:: Task requirements ::
Write out, character for character, only the lines of the records below that begin at the line containing "Output each element" and end after the line containing "- y-tick-label: 700: [450, 66, 469, 77]".

______________________________

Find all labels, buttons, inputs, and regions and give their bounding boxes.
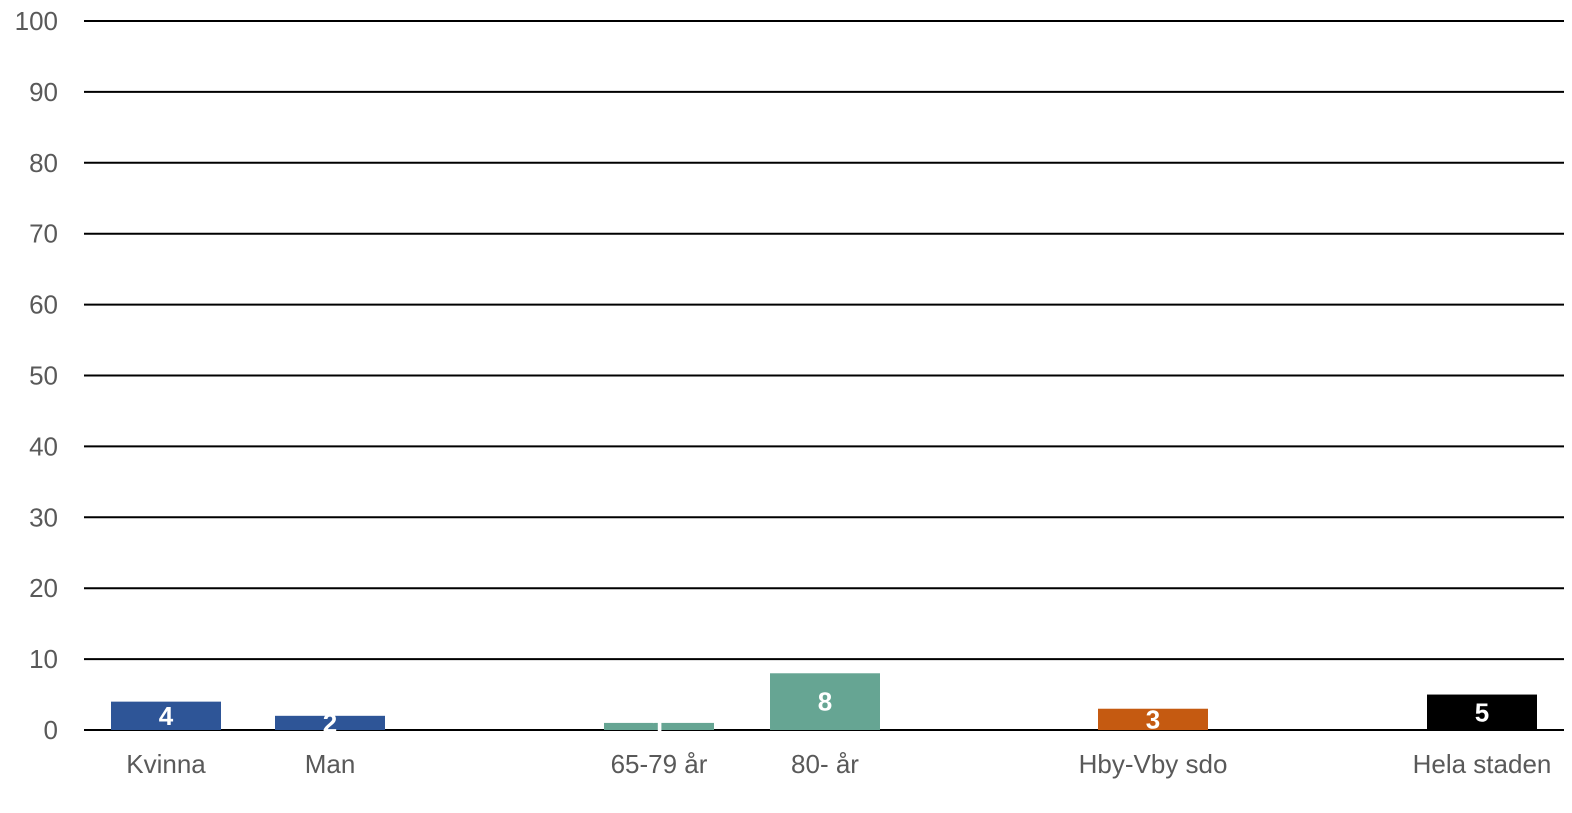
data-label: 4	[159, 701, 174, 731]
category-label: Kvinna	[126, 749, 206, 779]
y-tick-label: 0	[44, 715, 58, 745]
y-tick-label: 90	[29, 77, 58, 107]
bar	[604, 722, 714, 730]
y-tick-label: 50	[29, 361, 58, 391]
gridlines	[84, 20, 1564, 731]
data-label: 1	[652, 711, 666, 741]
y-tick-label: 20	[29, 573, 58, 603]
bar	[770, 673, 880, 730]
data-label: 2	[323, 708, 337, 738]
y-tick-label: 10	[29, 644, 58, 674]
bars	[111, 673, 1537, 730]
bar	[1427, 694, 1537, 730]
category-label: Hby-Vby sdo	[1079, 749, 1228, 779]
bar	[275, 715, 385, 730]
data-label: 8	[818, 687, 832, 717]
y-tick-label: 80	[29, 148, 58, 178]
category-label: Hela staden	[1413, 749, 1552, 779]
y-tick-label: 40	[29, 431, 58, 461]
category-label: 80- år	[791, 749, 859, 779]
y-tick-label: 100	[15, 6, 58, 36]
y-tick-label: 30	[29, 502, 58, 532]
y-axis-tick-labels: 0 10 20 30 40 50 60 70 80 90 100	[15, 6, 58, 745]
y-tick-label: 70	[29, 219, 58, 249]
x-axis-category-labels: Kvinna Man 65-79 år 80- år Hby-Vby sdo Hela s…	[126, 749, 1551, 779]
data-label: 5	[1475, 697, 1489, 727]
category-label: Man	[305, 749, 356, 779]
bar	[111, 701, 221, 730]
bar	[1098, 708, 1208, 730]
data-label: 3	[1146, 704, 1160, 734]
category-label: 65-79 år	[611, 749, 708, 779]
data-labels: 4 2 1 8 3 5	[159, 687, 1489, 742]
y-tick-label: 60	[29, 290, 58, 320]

______________________________

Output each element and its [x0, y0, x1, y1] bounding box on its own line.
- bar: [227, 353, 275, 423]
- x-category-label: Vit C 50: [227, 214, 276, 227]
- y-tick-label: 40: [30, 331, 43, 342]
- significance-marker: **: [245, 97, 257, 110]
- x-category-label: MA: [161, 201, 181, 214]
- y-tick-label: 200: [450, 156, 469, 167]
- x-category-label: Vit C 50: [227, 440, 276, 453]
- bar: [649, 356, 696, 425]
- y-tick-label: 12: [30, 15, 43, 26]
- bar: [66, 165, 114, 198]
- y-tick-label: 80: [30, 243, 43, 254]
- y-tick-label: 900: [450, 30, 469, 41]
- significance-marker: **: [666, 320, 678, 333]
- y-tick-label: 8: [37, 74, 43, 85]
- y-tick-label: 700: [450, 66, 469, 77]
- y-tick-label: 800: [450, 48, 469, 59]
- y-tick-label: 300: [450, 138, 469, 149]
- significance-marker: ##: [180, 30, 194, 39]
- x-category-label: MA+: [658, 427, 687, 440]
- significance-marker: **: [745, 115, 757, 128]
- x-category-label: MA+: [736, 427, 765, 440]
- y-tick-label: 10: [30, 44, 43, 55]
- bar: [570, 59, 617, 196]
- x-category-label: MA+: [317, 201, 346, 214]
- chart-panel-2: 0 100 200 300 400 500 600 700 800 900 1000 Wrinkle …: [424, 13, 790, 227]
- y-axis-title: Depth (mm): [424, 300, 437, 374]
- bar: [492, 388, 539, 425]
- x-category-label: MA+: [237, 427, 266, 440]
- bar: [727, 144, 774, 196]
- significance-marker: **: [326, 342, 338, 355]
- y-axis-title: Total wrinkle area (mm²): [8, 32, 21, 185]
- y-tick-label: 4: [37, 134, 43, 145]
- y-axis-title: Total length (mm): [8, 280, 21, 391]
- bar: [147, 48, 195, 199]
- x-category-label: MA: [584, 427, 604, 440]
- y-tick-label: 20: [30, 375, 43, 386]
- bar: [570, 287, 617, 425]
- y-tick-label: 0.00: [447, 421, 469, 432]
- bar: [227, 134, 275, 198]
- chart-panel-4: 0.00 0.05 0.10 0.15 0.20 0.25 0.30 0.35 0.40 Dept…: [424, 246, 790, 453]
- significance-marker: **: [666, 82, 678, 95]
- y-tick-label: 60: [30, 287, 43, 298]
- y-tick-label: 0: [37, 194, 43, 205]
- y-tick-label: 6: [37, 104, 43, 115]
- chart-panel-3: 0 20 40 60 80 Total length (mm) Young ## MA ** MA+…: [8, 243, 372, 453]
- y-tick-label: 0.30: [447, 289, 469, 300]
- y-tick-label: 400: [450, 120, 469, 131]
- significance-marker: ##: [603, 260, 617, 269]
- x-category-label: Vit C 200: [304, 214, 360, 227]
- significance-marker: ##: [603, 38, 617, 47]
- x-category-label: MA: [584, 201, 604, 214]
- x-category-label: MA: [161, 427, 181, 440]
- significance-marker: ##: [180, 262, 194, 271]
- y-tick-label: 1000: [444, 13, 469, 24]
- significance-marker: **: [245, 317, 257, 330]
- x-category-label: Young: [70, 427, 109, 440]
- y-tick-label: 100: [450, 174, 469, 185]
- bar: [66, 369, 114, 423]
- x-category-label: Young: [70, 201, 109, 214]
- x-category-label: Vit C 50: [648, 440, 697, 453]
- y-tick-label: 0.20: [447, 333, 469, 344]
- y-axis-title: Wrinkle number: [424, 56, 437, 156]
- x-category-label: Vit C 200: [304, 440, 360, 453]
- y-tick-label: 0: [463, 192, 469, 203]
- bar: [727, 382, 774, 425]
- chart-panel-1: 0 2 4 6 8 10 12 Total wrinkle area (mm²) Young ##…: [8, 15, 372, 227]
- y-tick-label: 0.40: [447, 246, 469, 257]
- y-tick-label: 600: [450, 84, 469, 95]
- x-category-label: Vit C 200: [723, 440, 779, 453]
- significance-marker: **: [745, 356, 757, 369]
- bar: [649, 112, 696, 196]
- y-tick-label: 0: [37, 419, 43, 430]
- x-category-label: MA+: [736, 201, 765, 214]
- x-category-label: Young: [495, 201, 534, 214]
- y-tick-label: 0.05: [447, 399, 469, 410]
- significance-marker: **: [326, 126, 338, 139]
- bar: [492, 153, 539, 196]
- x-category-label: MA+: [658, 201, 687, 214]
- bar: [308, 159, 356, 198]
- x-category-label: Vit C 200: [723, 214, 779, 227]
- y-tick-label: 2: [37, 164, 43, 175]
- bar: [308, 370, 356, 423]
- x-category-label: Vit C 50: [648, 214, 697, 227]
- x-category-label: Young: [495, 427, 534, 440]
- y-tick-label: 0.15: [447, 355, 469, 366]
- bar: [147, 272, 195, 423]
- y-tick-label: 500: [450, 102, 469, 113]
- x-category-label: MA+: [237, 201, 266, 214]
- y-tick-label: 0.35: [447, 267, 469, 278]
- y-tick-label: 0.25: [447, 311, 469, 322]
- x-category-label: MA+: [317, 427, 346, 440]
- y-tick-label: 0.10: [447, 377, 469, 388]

______________________________

:: Result for this task ::
Output each element and its [x0, y0, x1, y1] bounding box on its own line.
- bar: [227, 353, 275, 423]
- x-category-label: Vit C 50: [227, 214, 276, 227]
- y-tick-label: 40: [30, 331, 43, 342]
- significance-marker: **: [245, 97, 257, 110]
- x-category-label: MA: [161, 201, 181, 214]
- y-tick-label: 200: [450, 156, 469, 167]
- x-category-label: Vit C 50: [227, 440, 276, 453]
- bar: [649, 356, 696, 425]
- y-tick-label: 12: [30, 15, 43, 26]
- bar: [66, 165, 114, 198]
- y-tick-label: 80: [30, 243, 43, 254]
- y-tick-label: 900: [450, 30, 469, 41]
- significance-marker: **: [666, 320, 678, 333]
- y-tick-label: 8: [37, 74, 43, 85]
- y-tick-label: 700: [450, 66, 469, 77]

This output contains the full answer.